In the material below, find every line with "this" and pull it out.

====

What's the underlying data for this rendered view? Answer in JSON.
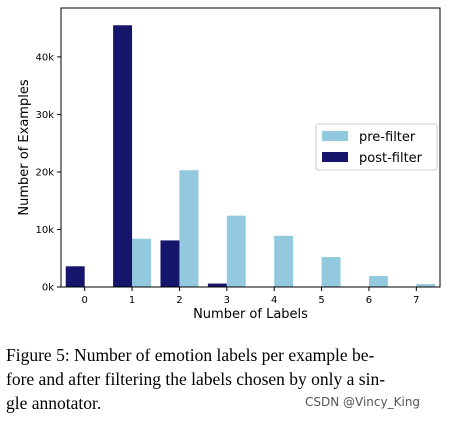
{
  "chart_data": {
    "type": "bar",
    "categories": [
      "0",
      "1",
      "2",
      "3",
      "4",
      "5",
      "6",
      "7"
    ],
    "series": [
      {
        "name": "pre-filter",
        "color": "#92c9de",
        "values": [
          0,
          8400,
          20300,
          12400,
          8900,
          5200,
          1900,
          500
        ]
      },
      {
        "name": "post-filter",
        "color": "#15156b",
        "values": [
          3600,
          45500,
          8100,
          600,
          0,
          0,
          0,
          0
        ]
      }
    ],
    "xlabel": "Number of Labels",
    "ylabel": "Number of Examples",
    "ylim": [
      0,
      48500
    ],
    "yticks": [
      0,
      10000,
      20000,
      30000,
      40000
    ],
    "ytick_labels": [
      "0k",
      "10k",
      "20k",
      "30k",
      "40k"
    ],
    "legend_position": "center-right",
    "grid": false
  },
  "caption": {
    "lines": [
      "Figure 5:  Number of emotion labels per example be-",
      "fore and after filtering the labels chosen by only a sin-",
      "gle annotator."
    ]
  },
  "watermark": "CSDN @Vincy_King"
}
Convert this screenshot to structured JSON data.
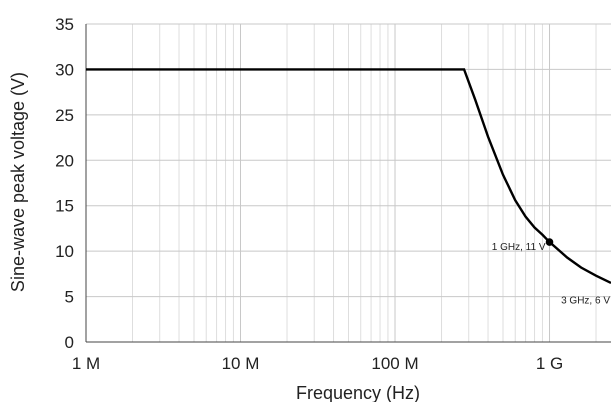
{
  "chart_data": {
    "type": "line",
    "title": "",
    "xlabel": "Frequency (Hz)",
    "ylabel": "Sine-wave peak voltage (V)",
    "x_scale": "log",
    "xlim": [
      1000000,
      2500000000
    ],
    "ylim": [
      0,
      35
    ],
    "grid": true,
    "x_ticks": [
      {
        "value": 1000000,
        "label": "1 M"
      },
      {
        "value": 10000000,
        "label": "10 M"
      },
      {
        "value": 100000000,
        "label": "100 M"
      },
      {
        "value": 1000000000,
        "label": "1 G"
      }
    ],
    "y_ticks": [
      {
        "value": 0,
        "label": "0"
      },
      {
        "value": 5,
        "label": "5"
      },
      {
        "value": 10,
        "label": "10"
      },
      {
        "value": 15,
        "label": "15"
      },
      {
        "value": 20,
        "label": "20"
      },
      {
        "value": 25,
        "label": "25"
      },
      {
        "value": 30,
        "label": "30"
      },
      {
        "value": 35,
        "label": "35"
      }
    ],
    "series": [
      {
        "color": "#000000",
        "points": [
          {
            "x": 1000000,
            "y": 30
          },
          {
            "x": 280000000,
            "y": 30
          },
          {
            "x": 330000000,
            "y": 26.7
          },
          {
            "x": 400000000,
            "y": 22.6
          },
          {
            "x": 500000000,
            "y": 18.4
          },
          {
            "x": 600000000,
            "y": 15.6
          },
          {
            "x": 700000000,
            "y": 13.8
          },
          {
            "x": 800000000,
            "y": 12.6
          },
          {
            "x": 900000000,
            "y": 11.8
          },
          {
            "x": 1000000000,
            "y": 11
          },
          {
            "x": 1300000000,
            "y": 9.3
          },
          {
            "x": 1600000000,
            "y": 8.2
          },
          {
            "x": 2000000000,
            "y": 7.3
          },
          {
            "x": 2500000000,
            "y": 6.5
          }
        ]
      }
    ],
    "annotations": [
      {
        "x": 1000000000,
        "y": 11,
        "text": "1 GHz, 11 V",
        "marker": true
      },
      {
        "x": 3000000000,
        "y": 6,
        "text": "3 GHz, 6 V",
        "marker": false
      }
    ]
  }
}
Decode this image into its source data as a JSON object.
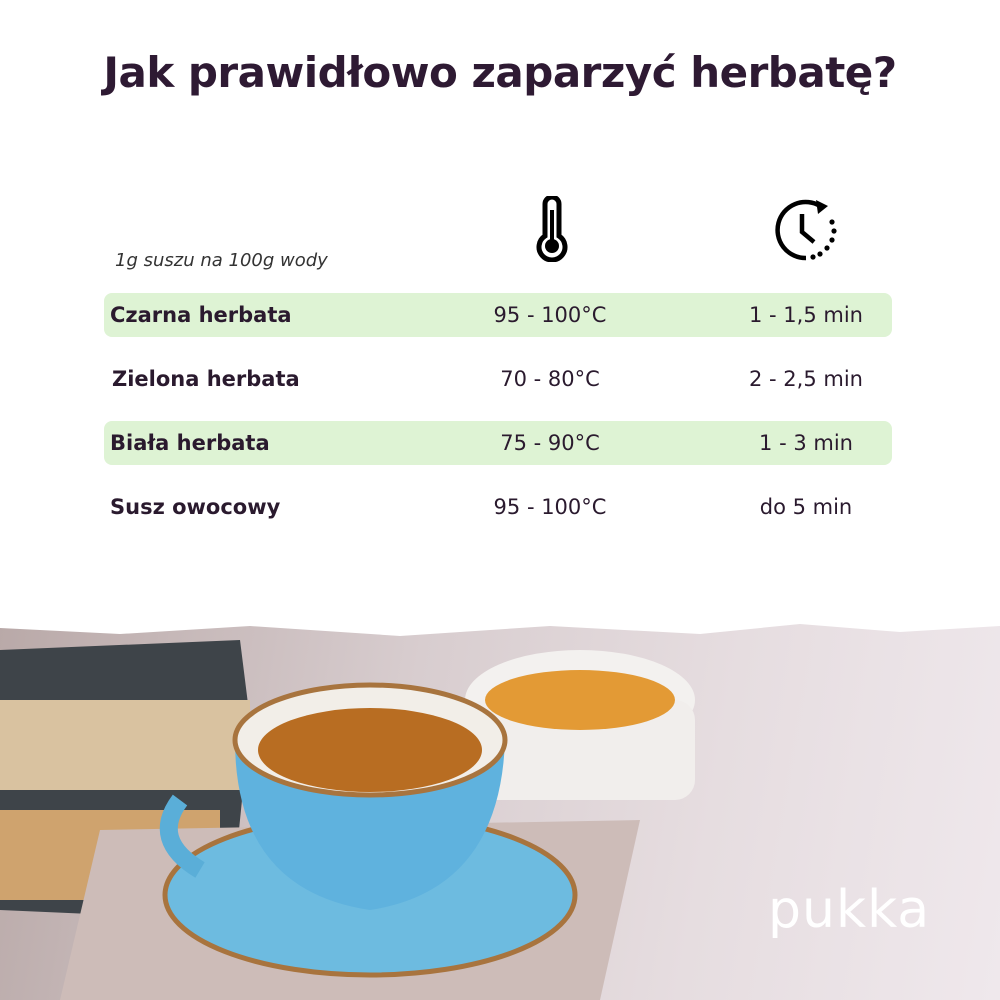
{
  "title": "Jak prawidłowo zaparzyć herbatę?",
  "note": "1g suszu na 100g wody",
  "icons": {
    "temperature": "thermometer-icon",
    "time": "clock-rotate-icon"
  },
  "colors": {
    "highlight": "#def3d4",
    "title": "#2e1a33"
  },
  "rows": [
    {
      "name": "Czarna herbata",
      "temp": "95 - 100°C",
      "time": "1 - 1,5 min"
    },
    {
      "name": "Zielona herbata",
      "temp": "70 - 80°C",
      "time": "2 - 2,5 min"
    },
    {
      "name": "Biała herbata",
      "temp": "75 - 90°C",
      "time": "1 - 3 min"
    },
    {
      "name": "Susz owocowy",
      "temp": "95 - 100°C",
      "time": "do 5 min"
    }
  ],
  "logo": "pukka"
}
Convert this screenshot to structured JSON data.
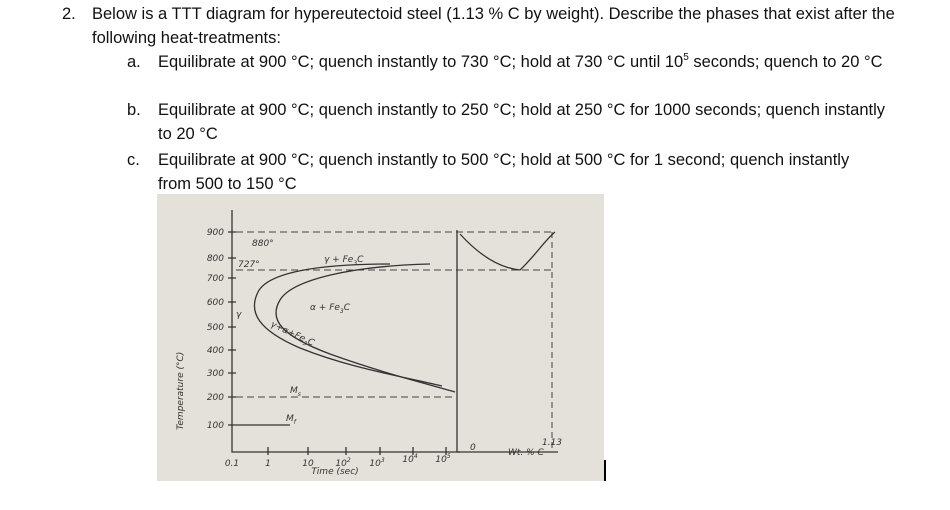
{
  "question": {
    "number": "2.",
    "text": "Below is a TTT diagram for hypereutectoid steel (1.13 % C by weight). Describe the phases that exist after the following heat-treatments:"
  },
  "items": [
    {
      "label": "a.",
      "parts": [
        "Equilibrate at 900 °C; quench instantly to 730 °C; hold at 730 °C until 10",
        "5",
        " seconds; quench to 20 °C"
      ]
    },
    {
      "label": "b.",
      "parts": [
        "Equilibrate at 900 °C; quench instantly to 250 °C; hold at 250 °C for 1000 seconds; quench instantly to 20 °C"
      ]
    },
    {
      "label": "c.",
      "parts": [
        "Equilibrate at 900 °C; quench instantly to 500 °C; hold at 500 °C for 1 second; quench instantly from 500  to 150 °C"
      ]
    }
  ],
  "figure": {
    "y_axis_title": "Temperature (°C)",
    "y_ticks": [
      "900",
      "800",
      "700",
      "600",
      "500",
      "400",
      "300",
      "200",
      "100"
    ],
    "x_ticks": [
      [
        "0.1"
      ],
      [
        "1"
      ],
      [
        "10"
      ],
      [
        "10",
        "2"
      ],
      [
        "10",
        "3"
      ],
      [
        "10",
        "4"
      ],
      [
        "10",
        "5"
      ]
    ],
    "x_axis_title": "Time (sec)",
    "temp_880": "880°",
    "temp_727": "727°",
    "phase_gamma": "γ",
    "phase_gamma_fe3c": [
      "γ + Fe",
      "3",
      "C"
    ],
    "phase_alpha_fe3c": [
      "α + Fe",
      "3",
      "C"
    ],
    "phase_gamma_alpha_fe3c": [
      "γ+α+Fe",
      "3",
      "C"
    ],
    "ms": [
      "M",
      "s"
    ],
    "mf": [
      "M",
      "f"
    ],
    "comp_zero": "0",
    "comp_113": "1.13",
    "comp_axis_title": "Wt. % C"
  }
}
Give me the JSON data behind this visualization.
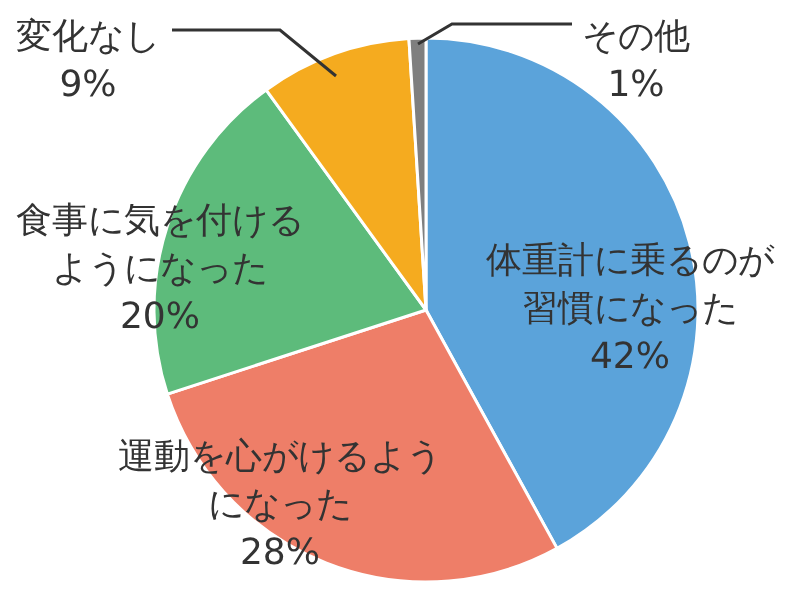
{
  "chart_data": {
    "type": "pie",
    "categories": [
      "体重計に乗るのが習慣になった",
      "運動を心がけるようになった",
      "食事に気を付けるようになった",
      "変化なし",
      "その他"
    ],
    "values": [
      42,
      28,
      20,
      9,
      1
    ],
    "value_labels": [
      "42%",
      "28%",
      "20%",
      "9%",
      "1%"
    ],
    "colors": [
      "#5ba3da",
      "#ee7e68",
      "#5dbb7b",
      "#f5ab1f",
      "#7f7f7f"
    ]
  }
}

====

- Finished answer -
What's the underlying data for this rendered view? Answer in JSON.
Convert this screenshot to structured JSON data.
Decode this image into its source data as a JSON object.
Convert this screenshot to structured JSON data.
Give me the JSON data behind this visualization.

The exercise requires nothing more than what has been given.